Task statement
Keep only the lines where "Simulation" appears.

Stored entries
>> start

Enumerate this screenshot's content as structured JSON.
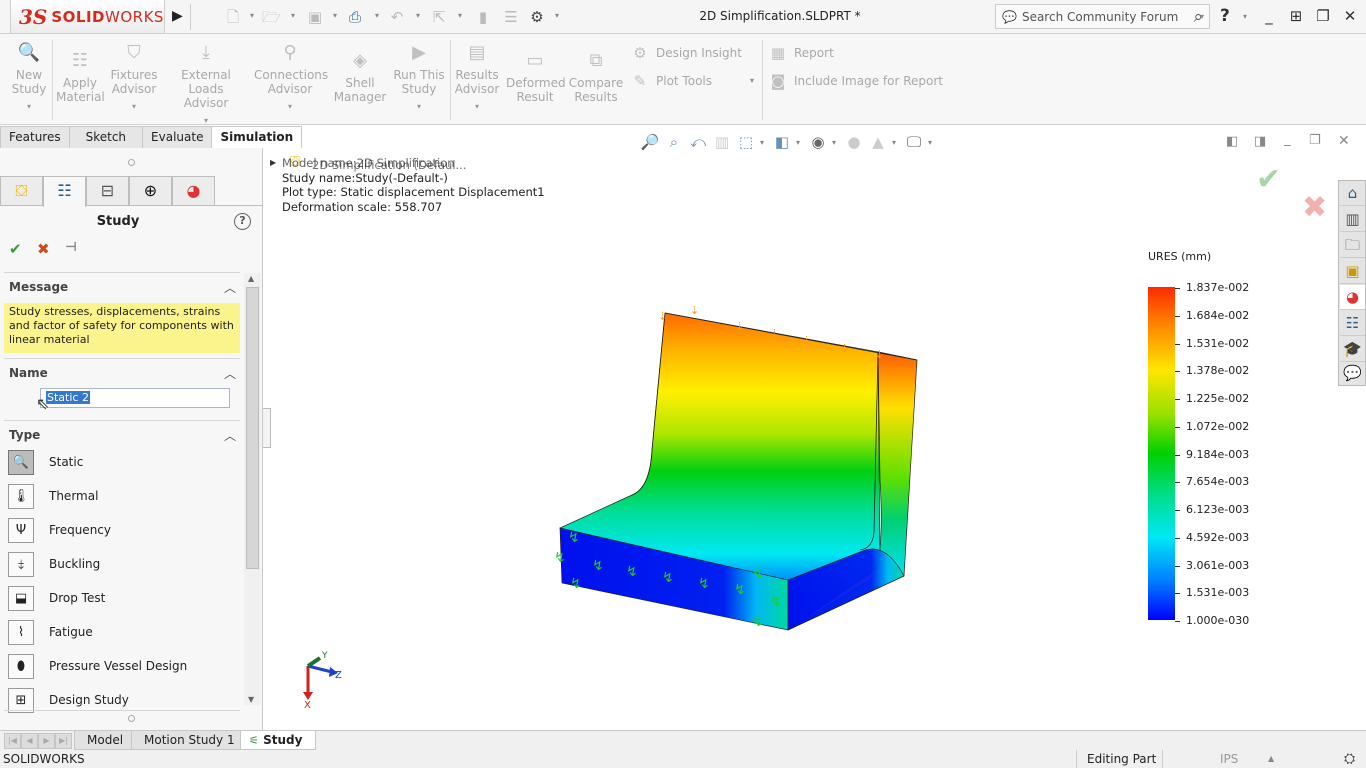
{
  "titlebar": {
    "logo_ds": "3S",
    "logo_text_bold": "SOLID",
    "logo_text_light": "WORKS",
    "document_title": "2D Simplification.SLDPRT *",
    "search_placeholder": "Search Community Forum",
    "help_label": "?",
    "quick_icons": [
      "new-document-icon",
      "open-folder-icon",
      "save-icon",
      "print-icon",
      "undo-icon",
      "select-arrow-icon",
      "rebuild-icon",
      "file-properties-icon",
      "options-gear-icon"
    ]
  },
  "ribbon": {
    "buttons": [
      {
        "id": "new-study",
        "line1": "New",
        "line2": "Study",
        "icon": "magnifier-star-icon"
      },
      {
        "id": "apply-material",
        "line1": "Apply",
        "line2": "Material",
        "icon": "material-list-icon"
      },
      {
        "id": "fixtures-advisor",
        "line1": "Fixtures",
        "line2": "Advisor",
        "icon": "fixture-icon"
      },
      {
        "id": "external-loads-advisor",
        "line1": "External Loads",
        "line2": "Advisor",
        "icon": "loads-icon"
      },
      {
        "id": "connections-advisor",
        "line1": "Connections",
        "line2": "Advisor",
        "icon": "bolt-icon"
      },
      {
        "id": "shell-manager",
        "line1": "Shell",
        "line2": "Manager",
        "icon": "shell-icon"
      },
      {
        "id": "run-this-study",
        "line1": "Run This",
        "line2": "Study",
        "icon": "run-study-icon"
      },
      {
        "id": "results-advisor",
        "line1": "Results",
        "line2": "Advisor",
        "icon": "results-advisor-icon"
      },
      {
        "id": "deformed-result",
        "line1": "Deformed",
        "line2": "Result",
        "icon": "deformed-icon"
      },
      {
        "id": "compare-results",
        "line1": "Compare",
        "line2": "Results",
        "icon": "compare-icon"
      }
    ],
    "small": {
      "design_insight": "Design Insight",
      "plot_tools": "Plot Tools",
      "report": "Report",
      "include_image": "Include Image for Report"
    }
  },
  "command_tabs": [
    "Features",
    "Sketch",
    "Evaluate",
    "Simulation"
  ],
  "active_command_tab": "Simulation",
  "property_manager": {
    "title": "Study",
    "help": "?",
    "message_header": "Message",
    "message_text": "Study stresses, displacements, strains and factor of safety  for components with linear material",
    "name_header": "Name",
    "name_value": "Static 2",
    "type_header": "Type",
    "types": [
      {
        "label": "Static",
        "selected": true
      },
      {
        "label": "Thermal",
        "selected": false
      },
      {
        "label": "Frequency",
        "selected": false
      },
      {
        "label": "Buckling",
        "selected": false
      },
      {
        "label": "Drop Test",
        "selected": false
      },
      {
        "label": "Fatigue",
        "selected": false
      },
      {
        "label": "Pressure Vessel Design",
        "selected": false
      },
      {
        "label": "Design Study",
        "selected": false
      }
    ]
  },
  "graphics": {
    "tree_part": "2D Simplification  (Defaul...",
    "plot_info": [
      "Model name:2D Simplification",
      "Study name:Study(-Default-)",
      "Plot type: Static displacement Displacement1",
      "Deformation scale: 558.707"
    ],
    "legend_title": "URES (mm)",
    "legend_labels": [
      "1.837e-002",
      "1.684e-002",
      "1.531e-002",
      "1.378e-002",
      "1.225e-002",
      "1.072e-002",
      "9.184e-003",
      "7.654e-003",
      "6.123e-003",
      "4.592e-003",
      "3.061e-003",
      "1.531e-003",
      "1.000e-030"
    ],
    "triad": {
      "x": "X",
      "y": "Y",
      "z": "Z"
    }
  },
  "bottom_tabs": [
    "Model",
    "Motion Study 1",
    "Study"
  ],
  "active_bottom_tab": "Study",
  "status": {
    "app": "SOLIDWORKS",
    "mode": "Editing Part",
    "units": "IPS"
  },
  "colors": {
    "brand_red": "#d52b1e",
    "message_yellow": "#fbf38c",
    "selection_blue": "#3478d0"
  }
}
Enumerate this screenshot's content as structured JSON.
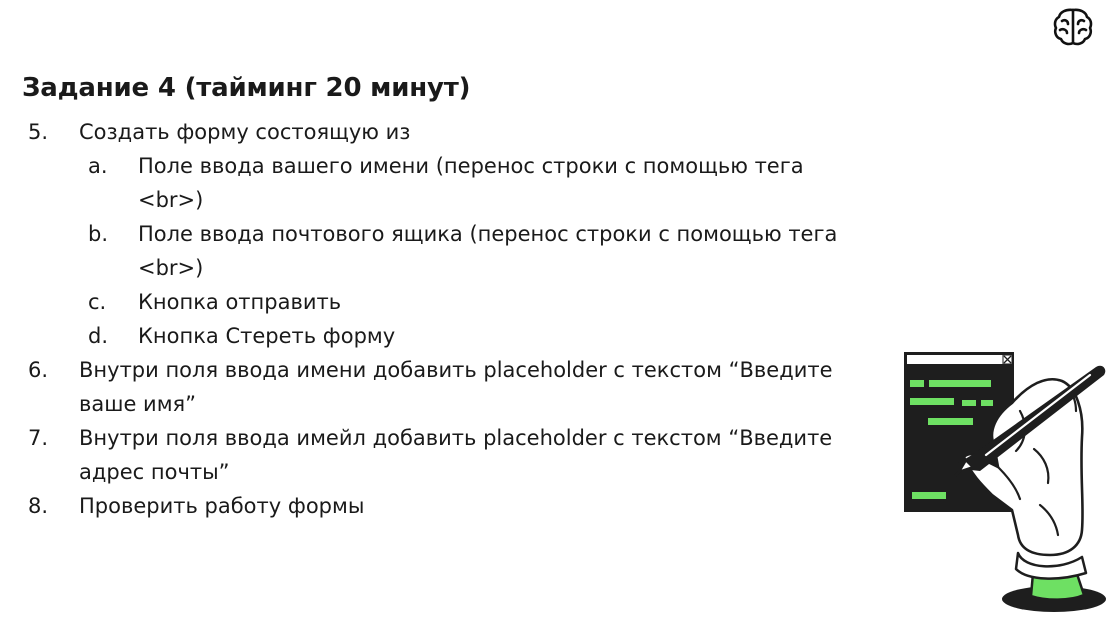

>> end

Answer
    "Simulation"
  "active_command_tab": "Simulation",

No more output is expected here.